Problem
Copy the material that follows word for word and omit its pictures.

Figure data in JSON:
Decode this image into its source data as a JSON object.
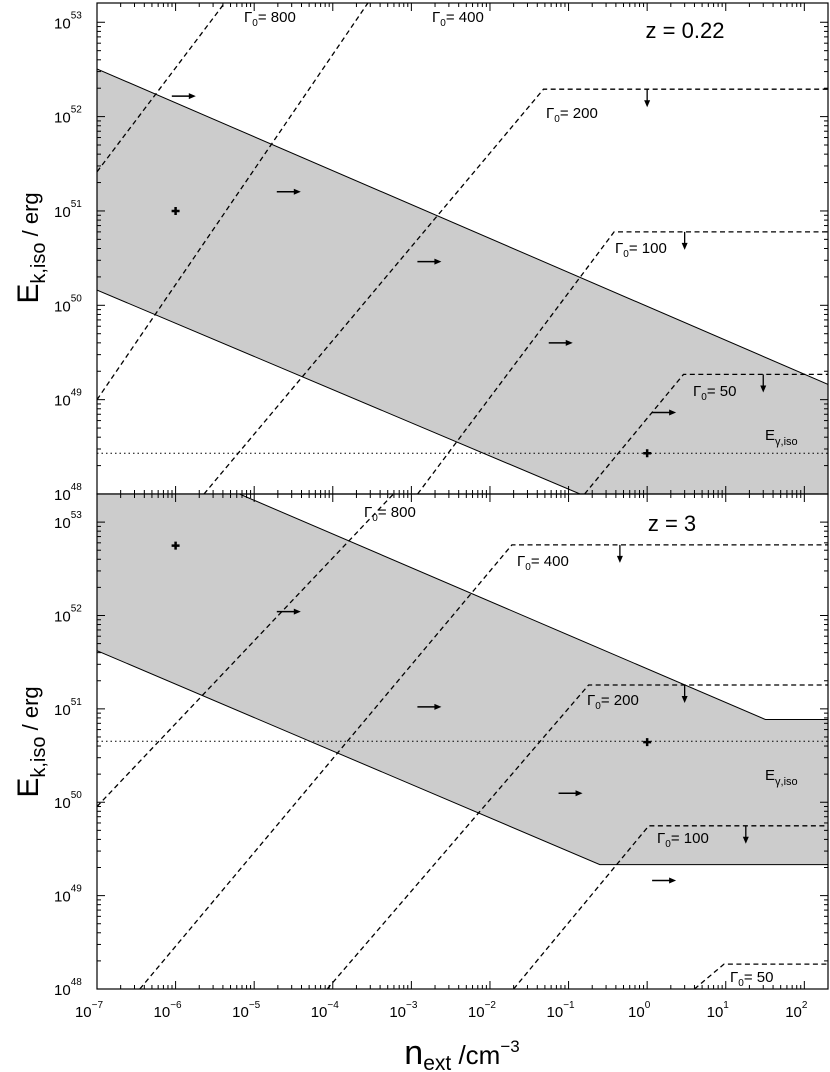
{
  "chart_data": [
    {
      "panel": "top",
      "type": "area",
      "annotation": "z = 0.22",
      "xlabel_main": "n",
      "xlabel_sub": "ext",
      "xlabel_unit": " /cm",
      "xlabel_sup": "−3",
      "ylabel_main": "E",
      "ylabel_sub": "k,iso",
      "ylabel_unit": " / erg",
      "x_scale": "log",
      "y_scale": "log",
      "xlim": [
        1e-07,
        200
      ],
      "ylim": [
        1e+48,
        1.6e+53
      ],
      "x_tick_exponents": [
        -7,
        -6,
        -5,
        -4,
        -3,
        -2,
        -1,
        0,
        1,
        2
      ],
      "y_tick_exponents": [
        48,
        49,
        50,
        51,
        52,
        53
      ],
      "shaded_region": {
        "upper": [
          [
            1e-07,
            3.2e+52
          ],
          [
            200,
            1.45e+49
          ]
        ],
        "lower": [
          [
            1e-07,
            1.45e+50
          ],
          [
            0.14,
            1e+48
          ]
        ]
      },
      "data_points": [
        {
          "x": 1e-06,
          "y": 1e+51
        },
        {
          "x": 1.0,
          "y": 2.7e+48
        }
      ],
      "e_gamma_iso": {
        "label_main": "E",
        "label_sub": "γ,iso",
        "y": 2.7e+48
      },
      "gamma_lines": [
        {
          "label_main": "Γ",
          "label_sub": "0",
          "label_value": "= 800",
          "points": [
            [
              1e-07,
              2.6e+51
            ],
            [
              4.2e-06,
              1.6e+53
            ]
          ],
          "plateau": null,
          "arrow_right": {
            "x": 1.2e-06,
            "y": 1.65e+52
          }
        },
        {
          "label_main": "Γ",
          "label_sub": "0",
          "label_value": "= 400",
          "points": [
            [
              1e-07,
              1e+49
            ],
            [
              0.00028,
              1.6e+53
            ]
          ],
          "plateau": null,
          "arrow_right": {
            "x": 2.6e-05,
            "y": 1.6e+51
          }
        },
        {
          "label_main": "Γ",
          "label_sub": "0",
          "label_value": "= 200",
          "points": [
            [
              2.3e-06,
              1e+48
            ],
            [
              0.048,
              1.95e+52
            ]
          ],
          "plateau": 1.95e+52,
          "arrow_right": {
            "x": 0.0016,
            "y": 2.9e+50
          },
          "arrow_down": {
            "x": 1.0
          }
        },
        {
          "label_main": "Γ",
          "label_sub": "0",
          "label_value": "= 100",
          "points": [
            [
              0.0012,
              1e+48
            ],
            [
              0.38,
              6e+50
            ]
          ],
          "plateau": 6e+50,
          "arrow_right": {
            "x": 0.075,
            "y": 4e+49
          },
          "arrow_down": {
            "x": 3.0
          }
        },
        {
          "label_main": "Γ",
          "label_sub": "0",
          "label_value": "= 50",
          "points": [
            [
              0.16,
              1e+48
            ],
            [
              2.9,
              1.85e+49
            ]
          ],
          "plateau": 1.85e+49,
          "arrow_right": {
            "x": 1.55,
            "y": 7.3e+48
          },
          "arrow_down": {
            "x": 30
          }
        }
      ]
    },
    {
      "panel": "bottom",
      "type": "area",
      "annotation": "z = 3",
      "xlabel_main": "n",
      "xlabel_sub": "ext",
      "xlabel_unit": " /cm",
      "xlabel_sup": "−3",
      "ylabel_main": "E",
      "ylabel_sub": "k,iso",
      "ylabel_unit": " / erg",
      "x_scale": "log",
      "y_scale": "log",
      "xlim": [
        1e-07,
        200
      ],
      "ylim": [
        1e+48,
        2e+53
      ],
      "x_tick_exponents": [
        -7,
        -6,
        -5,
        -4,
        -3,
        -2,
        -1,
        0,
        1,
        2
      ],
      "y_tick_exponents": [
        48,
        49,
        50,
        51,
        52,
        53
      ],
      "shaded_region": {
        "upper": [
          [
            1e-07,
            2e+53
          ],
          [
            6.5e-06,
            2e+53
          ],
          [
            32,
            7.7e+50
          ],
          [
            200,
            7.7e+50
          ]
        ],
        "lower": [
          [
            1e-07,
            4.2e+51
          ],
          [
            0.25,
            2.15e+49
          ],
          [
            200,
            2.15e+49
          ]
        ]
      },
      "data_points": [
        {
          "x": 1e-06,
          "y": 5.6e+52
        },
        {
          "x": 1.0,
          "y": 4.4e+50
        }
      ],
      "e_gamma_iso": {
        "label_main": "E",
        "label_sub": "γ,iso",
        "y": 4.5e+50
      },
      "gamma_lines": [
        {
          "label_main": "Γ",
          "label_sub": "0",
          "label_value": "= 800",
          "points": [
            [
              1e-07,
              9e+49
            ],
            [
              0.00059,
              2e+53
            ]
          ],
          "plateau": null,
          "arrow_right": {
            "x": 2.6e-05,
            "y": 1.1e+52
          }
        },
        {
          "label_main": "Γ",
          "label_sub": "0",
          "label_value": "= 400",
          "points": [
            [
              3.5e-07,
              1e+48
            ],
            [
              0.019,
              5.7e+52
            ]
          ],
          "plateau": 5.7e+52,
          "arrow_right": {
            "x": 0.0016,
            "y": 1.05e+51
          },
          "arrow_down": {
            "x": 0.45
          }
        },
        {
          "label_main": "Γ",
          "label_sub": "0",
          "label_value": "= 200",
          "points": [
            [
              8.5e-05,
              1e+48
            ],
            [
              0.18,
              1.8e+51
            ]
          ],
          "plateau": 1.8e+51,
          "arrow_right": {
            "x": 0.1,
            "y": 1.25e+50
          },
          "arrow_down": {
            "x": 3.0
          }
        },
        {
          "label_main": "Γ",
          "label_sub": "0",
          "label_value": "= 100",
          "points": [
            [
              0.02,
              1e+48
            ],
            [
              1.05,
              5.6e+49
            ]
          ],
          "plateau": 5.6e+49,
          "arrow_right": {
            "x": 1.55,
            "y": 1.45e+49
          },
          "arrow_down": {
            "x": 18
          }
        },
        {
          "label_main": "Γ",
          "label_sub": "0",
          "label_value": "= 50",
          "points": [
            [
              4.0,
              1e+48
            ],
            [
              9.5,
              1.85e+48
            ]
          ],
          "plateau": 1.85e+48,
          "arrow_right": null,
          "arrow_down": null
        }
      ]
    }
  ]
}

Written answer
Decode this image into its source data as a JSON object.
{
  "chart_data": [
    {
      "panel": "top",
      "type": "area",
      "annotation": "z = 0.22",
      "xlabel_main": "n",
      "xlabel_sub": "ext",
      "xlabel_unit": " /cm",
      "xlabel_sup": "−3",
      "ylabel_main": "E",
      "ylabel_sub": "k,iso",
      "ylabel_unit": " / erg",
      "x_scale": "log",
      "y_scale": "log",
      "xlim": [
        1e-07,
        200
      ],
      "ylim": [
        1e+48,
        1.6e+53
      ],
      "x_tick_exponents": [
        -7,
        -6,
        -5,
        -4,
        -3,
        -2,
        -1,
        0,
        1,
        2
      ],
      "y_tick_exponents": [
        48,
        49,
        50,
        51,
        52,
        53
      ],
      "shaded_region": {
        "upper": [
          [
            1e-07,
            3.2e+52
          ],
          [
            200,
            1.45e+49
          ]
        ],
        "lower": [
          [
            1e-07,
            1.45e+50
          ],
          [
            0.14,
            1e+48
          ]
        ]
      },
      "data_points": [
        {
          "x": 1e-06,
          "y": 1e+51
        },
        {
          "x": 1.0,
          "y": 2.7e+48
        }
      ],
      "e_gamma_iso": {
        "label_main": "E",
        "label_sub": "γ,iso",
        "y": 2.7e+48
      },
      "gamma_lines": [
        {
          "label_main": "Γ",
          "label_sub": "0",
          "label_value": "= 800",
          "points": [
            [
              1e-07,
              2.6e+51
            ],
            [
              4.2e-06,
              1.6e+53
            ]
          ],
          "plateau": null,
          "arrow_right": {
            "x": 1.2e-06,
            "y": 1.65e+52
          }
        },
        {
          "label_main": "Γ",
          "label_sub": "0",
          "label_value": "= 400",
          "points": [
            [
              1e-07,
              1e+49
            ],
            [
              0.00028,
              1.6e+53
            ]
          ],
          "plateau": null,
          "arrow_right": {
            "x": 2.6e-05,
            "y": 1.6e+51
          }
        },
        {
          "label_main": "Γ",
          "label_sub": "0",
          "label_value": "= 200",
          "points": [
            [
              2.3e-06,
              1e+48
            ],
            [
              0.048,
              1.95e+52
            ]
          ],
          "plateau": 1.95e+52,
          "arrow_right": {
            "x": 0.0016,
            "y": 2.9e+50
          },
          "arrow_down": {
            "x": 1.0
          }
        },
        {
          "label_main": "Γ",
          "label_sub": "0",
          "label_value": "= 100",
          "points": [
            [
              0.0012,
              1e+48
            ],
            [
              0.38,
              6e+50
            ]
          ],
          "plateau": 6e+50,
          "arrow_right": {
            "x": 0.075,
            "y": 4e+49
          },
          "arrow_down": {
            "x": 3.0
          }
        },
        {
          "label_main": "Γ",
          "label_sub": "0",
          "label_value": "= 50",
          "points": [
            [
              0.16,
              1e+48
            ],
            [
              2.9,
              1.85e+49
            ]
          ],
          "plateau": 1.85e+49,
          "arrow_right": {
            "x": 1.55,
            "y": 7.3e+48
          },
          "arrow_down": {
            "x": 30
          }
        }
      ]
    },
    {
      "panel": "bottom",
      "type": "area",
      "annotation": "z = 3",
      "xlabel_main": "n",
      "xlabel_sub": "ext",
      "xlabel_unit": " /cm",
      "xlabel_sup": "−3",
      "ylabel_main": "E",
      "ylabel_sub": "k,iso",
      "ylabel_unit": " / erg",
      "x_scale": "log",
      "y_scale": "log",
      "xlim": [
        1e-07,
        200
      ],
      "ylim": [
        1e+48,
        2e+53
      ],
      "x_tick_exponents": [
        -7,
        -6,
        -5,
        -4,
        -3,
        -2,
        -1,
        0,
        1,
        2
      ],
      "y_tick_exponents": [
        48,
        49,
        50,
        51,
        52,
        53
      ],
      "shaded_region": {
        "upper": [
          [
            1e-07,
            2e+53
          ],
          [
            6.5e-06,
            2e+53
          ],
          [
            32,
            7.7e+50
          ],
          [
            200,
            7.7e+50
          ]
        ],
        "lower": [
          [
            1e-07,
            4.2e+51
          ],
          [
            0.25,
            2.15e+49
          ],
          [
            200,
            2.15e+49
          ]
        ]
      },
      "data_points": [
        {
          "x": 1e-06,
          "y": 5.6e+52
        },
        {
          "x": 1.0,
          "y": 4.4e+50
        }
      ],
      "e_gamma_iso": {
        "label_main": "E",
        "label_sub": "γ,iso",
        "y": 4.5e+50
      },
      "gamma_lines": [
        {
          "label_main": "Γ",
          "label_sub": "0",
          "label_value": "= 800",
          "points": [
            [
              1e-07,
              9e+49
            ],
            [
              0.00059,
              2e+53
            ]
          ],
          "plateau": null,
          "arrow_right": {
            "x": 2.6e-05,
            "y": 1.1e+52
          }
        },
        {
          "label_main": "Γ",
          "label_sub": "0",
          "label_value": "= 400",
          "points": [
            [
              3.5e-07,
              1e+48
            ],
            [
              0.019,
              5.7e+52
            ]
          ],
          "plateau": 5.7e+52,
          "arrow_right": {
            "x": 0.0016,
            "y": 1.05e+51
          },
          "arrow_down": {
            "x": 0.45
          }
        },
        {
          "label_main": "Γ",
          "label_sub": "0",
          "label_value": "= 200",
          "points": [
            [
              8.5e-05,
              1e+48
            ],
            [
              0.18,
              1.8e+51
            ]
          ],
          "plateau": 1.8e+51,
          "arrow_right": {
            "x": 0.1,
            "y": 1.25e+50
          },
          "arrow_down": {
            "x": 3.0
          }
        },
        {
          "label_main": "Γ",
          "label_sub": "0",
          "label_value": "= 100",
          "points": [
            [
              0.02,
              1e+48
            ],
            [
              1.05,
              5.6e+49
            ]
          ],
          "plateau": 5.6e+49,
          "arrow_right": {
            "x": 1.55,
            "y": 1.45e+49
          },
          "arrow_down": {
            "x": 18
          }
        },
        {
          "label_main": "Γ",
          "label_sub": "0",
          "label_value": "= 50",
          "points": [
            [
              4.0,
              1e+48
            ],
            [
              9.5,
              1.85e+48
            ]
          ],
          "plateau": 1.85e+48,
          "arrow_right": null,
          "arrow_down": null
        }
      ]
    }
  ]
}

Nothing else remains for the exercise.